-- Start --

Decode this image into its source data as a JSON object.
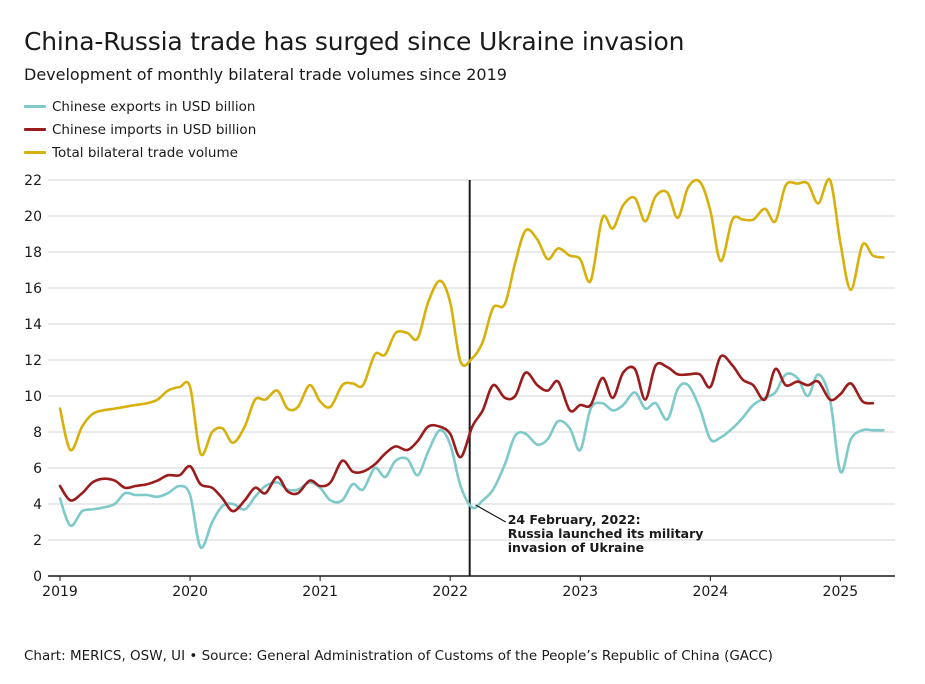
{
  "header": {
    "title": "China-Russia trade has surged since Ukraine invasion",
    "subtitle": "Development of monthly bilateral trade volumes since 2019"
  },
  "footer": {
    "source": "Chart: MERICS, OSW, UI • Source: General Administration of Customs of the People’s Republic of China (GACC)"
  },
  "chart_data": {
    "type": "line",
    "title": "China-Russia trade has surged since Ukraine invasion",
    "subtitle": "Development of monthly bilateral trade volumes since 2019",
    "xlabel": "",
    "ylabel": "",
    "xlim": [
      2019.0,
      2025.42
    ],
    "ylim": [
      0,
      22
    ],
    "yticks": [
      0,
      2,
      4,
      6,
      8,
      10,
      12,
      14,
      16,
      18,
      20,
      22
    ],
    "xticks": [
      2019,
      2020,
      2021,
      2022,
      2023,
      2024,
      2025
    ],
    "grid": true,
    "legend_position": "top-left",
    "series": [
      {
        "name": "Chinese exports in USD billion",
        "color": "#7ec9c9",
        "points": [
          [
            2019.0,
            4.3
          ],
          [
            2019.08,
            2.8
          ],
          [
            2019.17,
            3.6
          ],
          [
            2019.25,
            3.7
          ],
          [
            2019.33,
            3.8
          ],
          [
            2019.42,
            4.0
          ],
          [
            2019.5,
            4.6
          ],
          [
            2019.58,
            4.5
          ],
          [
            2019.67,
            4.5
          ],
          [
            2019.75,
            4.4
          ],
          [
            2019.83,
            4.6
          ],
          [
            2019.92,
            5.0
          ],
          [
            2020.0,
            4.5
          ],
          [
            2020.08,
            1.6
          ],
          [
            2020.17,
            3.0
          ],
          [
            2020.25,
            3.9
          ],
          [
            2020.33,
            4.0
          ],
          [
            2020.42,
            3.7
          ],
          [
            2020.5,
            4.4
          ],
          [
            2020.58,
            5.0
          ],
          [
            2020.67,
            5.2
          ],
          [
            2020.75,
            4.8
          ],
          [
            2020.83,
            4.8
          ],
          [
            2020.92,
            5.2
          ],
          [
            2021.0,
            4.9
          ],
          [
            2021.08,
            4.2
          ],
          [
            2021.17,
            4.2
          ],
          [
            2021.25,
            5.1
          ],
          [
            2021.33,
            4.8
          ],
          [
            2021.42,
            6.0
          ],
          [
            2021.5,
            5.5
          ],
          [
            2021.58,
            6.4
          ],
          [
            2021.67,
            6.5
          ],
          [
            2021.75,
            5.6
          ],
          [
            2021.83,
            6.9
          ],
          [
            2021.92,
            8.1
          ],
          [
            2022.0,
            7.3
          ],
          [
            2022.08,
            5.0
          ],
          [
            2022.17,
            3.8
          ],
          [
            2022.25,
            4.2
          ],
          [
            2022.33,
            4.8
          ],
          [
            2022.42,
            6.2
          ],
          [
            2022.5,
            7.8
          ],
          [
            2022.58,
            7.9
          ],
          [
            2022.67,
            7.3
          ],
          [
            2022.75,
            7.6
          ],
          [
            2022.83,
            8.6
          ],
          [
            2022.92,
            8.2
          ],
          [
            2023.0,
            7.0
          ],
          [
            2023.08,
            9.3
          ],
          [
            2023.17,
            9.6
          ],
          [
            2023.25,
            9.2
          ],
          [
            2023.33,
            9.5
          ],
          [
            2023.42,
            10.2
          ],
          [
            2023.5,
            9.3
          ],
          [
            2023.58,
            9.6
          ],
          [
            2023.67,
            8.7
          ],
          [
            2023.75,
            10.4
          ],
          [
            2023.83,
            10.6
          ],
          [
            2023.92,
            9.3
          ],
          [
            2024.0,
            7.6
          ],
          [
            2024.08,
            7.7
          ],
          [
            2024.17,
            8.2
          ],
          [
            2024.25,
            8.8
          ],
          [
            2024.33,
            9.5
          ],
          [
            2024.42,
            9.9
          ],
          [
            2024.5,
            10.2
          ],
          [
            2024.58,
            11.2
          ],
          [
            2024.67,
            11.0
          ],
          [
            2024.75,
            10.0
          ],
          [
            2024.83,
            11.2
          ],
          [
            2024.92,
            9.8
          ],
          [
            2025.0,
            5.8
          ],
          [
            2025.08,
            7.6
          ],
          [
            2025.17,
            8.1
          ],
          [
            2025.25,
            8.1
          ],
          [
            2025.33,
            8.1
          ]
        ]
      },
      {
        "name": "Chinese imports in USD billion",
        "color": "#9b1c1c",
        "points": [
          [
            2019.0,
            5.0
          ],
          [
            2019.08,
            4.2
          ],
          [
            2019.17,
            4.6
          ],
          [
            2019.25,
            5.2
          ],
          [
            2019.33,
            5.4
          ],
          [
            2019.42,
            5.3
          ],
          [
            2019.5,
            4.9
          ],
          [
            2019.58,
            5.0
          ],
          [
            2019.67,
            5.1
          ],
          [
            2019.75,
            5.3
          ],
          [
            2019.83,
            5.6
          ],
          [
            2019.92,
            5.6
          ],
          [
            2020.0,
            6.1
          ],
          [
            2020.08,
            5.1
          ],
          [
            2020.17,
            4.9
          ],
          [
            2020.25,
            4.3
          ],
          [
            2020.33,
            3.6
          ],
          [
            2020.42,
            4.2
          ],
          [
            2020.5,
            4.9
          ],
          [
            2020.58,
            4.6
          ],
          [
            2020.67,
            5.5
          ],
          [
            2020.75,
            4.7
          ],
          [
            2020.83,
            4.6
          ],
          [
            2020.92,
            5.3
          ],
          [
            2021.0,
            5.0
          ],
          [
            2021.08,
            5.2
          ],
          [
            2021.17,
            6.4
          ],
          [
            2021.25,
            5.8
          ],
          [
            2021.33,
            5.8
          ],
          [
            2021.42,
            6.2
          ],
          [
            2021.5,
            6.8
          ],
          [
            2021.58,
            7.2
          ],
          [
            2021.67,
            7.0
          ],
          [
            2021.75,
            7.5
          ],
          [
            2021.83,
            8.3
          ],
          [
            2021.92,
            8.3
          ],
          [
            2022.0,
            7.9
          ],
          [
            2022.08,
            6.6
          ],
          [
            2022.17,
            8.3
          ],
          [
            2022.25,
            9.2
          ],
          [
            2022.33,
            10.6
          ],
          [
            2022.42,
            9.9
          ],
          [
            2022.5,
            10.0
          ],
          [
            2022.58,
            11.3
          ],
          [
            2022.67,
            10.6
          ],
          [
            2022.75,
            10.3
          ],
          [
            2022.83,
            10.8
          ],
          [
            2022.92,
            9.2
          ],
          [
            2023.0,
            9.5
          ],
          [
            2023.08,
            9.5
          ],
          [
            2023.17,
            11.0
          ],
          [
            2023.25,
            9.9
          ],
          [
            2023.33,
            11.3
          ],
          [
            2023.42,
            11.5
          ],
          [
            2023.5,
            9.8
          ],
          [
            2023.58,
            11.7
          ],
          [
            2023.67,
            11.6
          ],
          [
            2023.75,
            11.2
          ],
          [
            2023.83,
            11.2
          ],
          [
            2023.92,
            11.2
          ],
          [
            2024.0,
            10.5
          ],
          [
            2024.08,
            12.2
          ],
          [
            2024.17,
            11.7
          ],
          [
            2024.25,
            10.9
          ],
          [
            2024.33,
            10.6
          ],
          [
            2024.42,
            9.8
          ],
          [
            2024.5,
            11.5
          ],
          [
            2024.58,
            10.6
          ],
          [
            2024.67,
            10.8
          ],
          [
            2024.75,
            10.6
          ],
          [
            2024.83,
            10.8
          ],
          [
            2024.92,
            9.8
          ],
          [
            2025.0,
            10.1
          ],
          [
            2025.08,
            10.7
          ],
          [
            2025.17,
            9.7
          ],
          [
            2025.25,
            9.6
          ]
        ]
      },
      {
        "name": "Total bilateral trade volume",
        "color": "#d8b00c",
        "points": [
          [
            2019.0,
            9.3
          ],
          [
            2019.08,
            7.0
          ],
          [
            2019.17,
            8.3
          ],
          [
            2019.25,
            9.0
          ],
          [
            2019.33,
            9.2
          ],
          [
            2019.42,
            9.3
          ],
          [
            2019.5,
            9.4
          ],
          [
            2019.58,
            9.5
          ],
          [
            2019.67,
            9.6
          ],
          [
            2019.75,
            9.8
          ],
          [
            2019.83,
            10.3
          ],
          [
            2019.92,
            10.5
          ],
          [
            2020.0,
            10.5
          ],
          [
            2020.08,
            6.8
          ],
          [
            2020.17,
            8.0
          ],
          [
            2020.25,
            8.2
          ],
          [
            2020.33,
            7.4
          ],
          [
            2020.42,
            8.3
          ],
          [
            2020.5,
            9.8
          ],
          [
            2020.58,
            9.8
          ],
          [
            2020.67,
            10.3
          ],
          [
            2020.75,
            9.3
          ],
          [
            2020.83,
            9.4
          ],
          [
            2020.92,
            10.6
          ],
          [
            2021.0,
            9.7
          ],
          [
            2021.08,
            9.4
          ],
          [
            2021.17,
            10.6
          ],
          [
            2021.25,
            10.7
          ],
          [
            2021.33,
            10.6
          ],
          [
            2021.42,
            12.3
          ],
          [
            2021.5,
            12.3
          ],
          [
            2021.58,
            13.5
          ],
          [
            2021.67,
            13.5
          ],
          [
            2021.75,
            13.2
          ],
          [
            2021.83,
            15.2
          ],
          [
            2021.92,
            16.4
          ],
          [
            2022.0,
            15.2
          ],
          [
            2022.08,
            11.9
          ],
          [
            2022.17,
            12.1
          ],
          [
            2022.25,
            13.0
          ],
          [
            2022.33,
            14.9
          ],
          [
            2022.42,
            15.1
          ],
          [
            2022.5,
            17.4
          ],
          [
            2022.58,
            19.2
          ],
          [
            2022.67,
            18.7
          ],
          [
            2022.75,
            17.6
          ],
          [
            2022.83,
            18.2
          ],
          [
            2022.92,
            17.8
          ],
          [
            2023.0,
            17.6
          ],
          [
            2023.08,
            16.4
          ],
          [
            2023.17,
            19.9
          ],
          [
            2023.25,
            19.3
          ],
          [
            2023.33,
            20.6
          ],
          [
            2023.42,
            21.0
          ],
          [
            2023.5,
            19.7
          ],
          [
            2023.58,
            21.1
          ],
          [
            2023.67,
            21.3
          ],
          [
            2023.75,
            19.9
          ],
          [
            2023.83,
            21.6
          ],
          [
            2023.92,
            21.9
          ],
          [
            2024.0,
            20.3
          ],
          [
            2024.08,
            17.5
          ],
          [
            2024.17,
            19.8
          ],
          [
            2024.25,
            19.8
          ],
          [
            2024.33,
            19.8
          ],
          [
            2024.42,
            20.4
          ],
          [
            2024.5,
            19.7
          ],
          [
            2024.58,
            21.7
          ],
          [
            2024.67,
            21.8
          ],
          [
            2024.75,
            21.8
          ],
          [
            2024.83,
            20.7
          ],
          [
            2024.92,
            22.0
          ],
          [
            2025.0,
            18.5
          ],
          [
            2025.08,
            15.9
          ],
          [
            2025.17,
            18.4
          ],
          [
            2025.25,
            17.8
          ],
          [
            2025.33,
            17.7
          ]
        ]
      }
    ],
    "annotation": {
      "x": 2022.15,
      "lines": [
        "24 February, 2022:",
        "Russia launched its military",
        "invasion of Ukraine"
      ]
    }
  }
}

-- End --

→ **PROBLEM DETAILS**: From the listing above, copy every line that includes the word "subtitle".

→ **RESULT OF THE EXERCISE**:
    "subtitle": "Development of monthly bilateral trade volumes since 2019"
    "subtitle": "Development of monthly bilateral trade volumes since 2019",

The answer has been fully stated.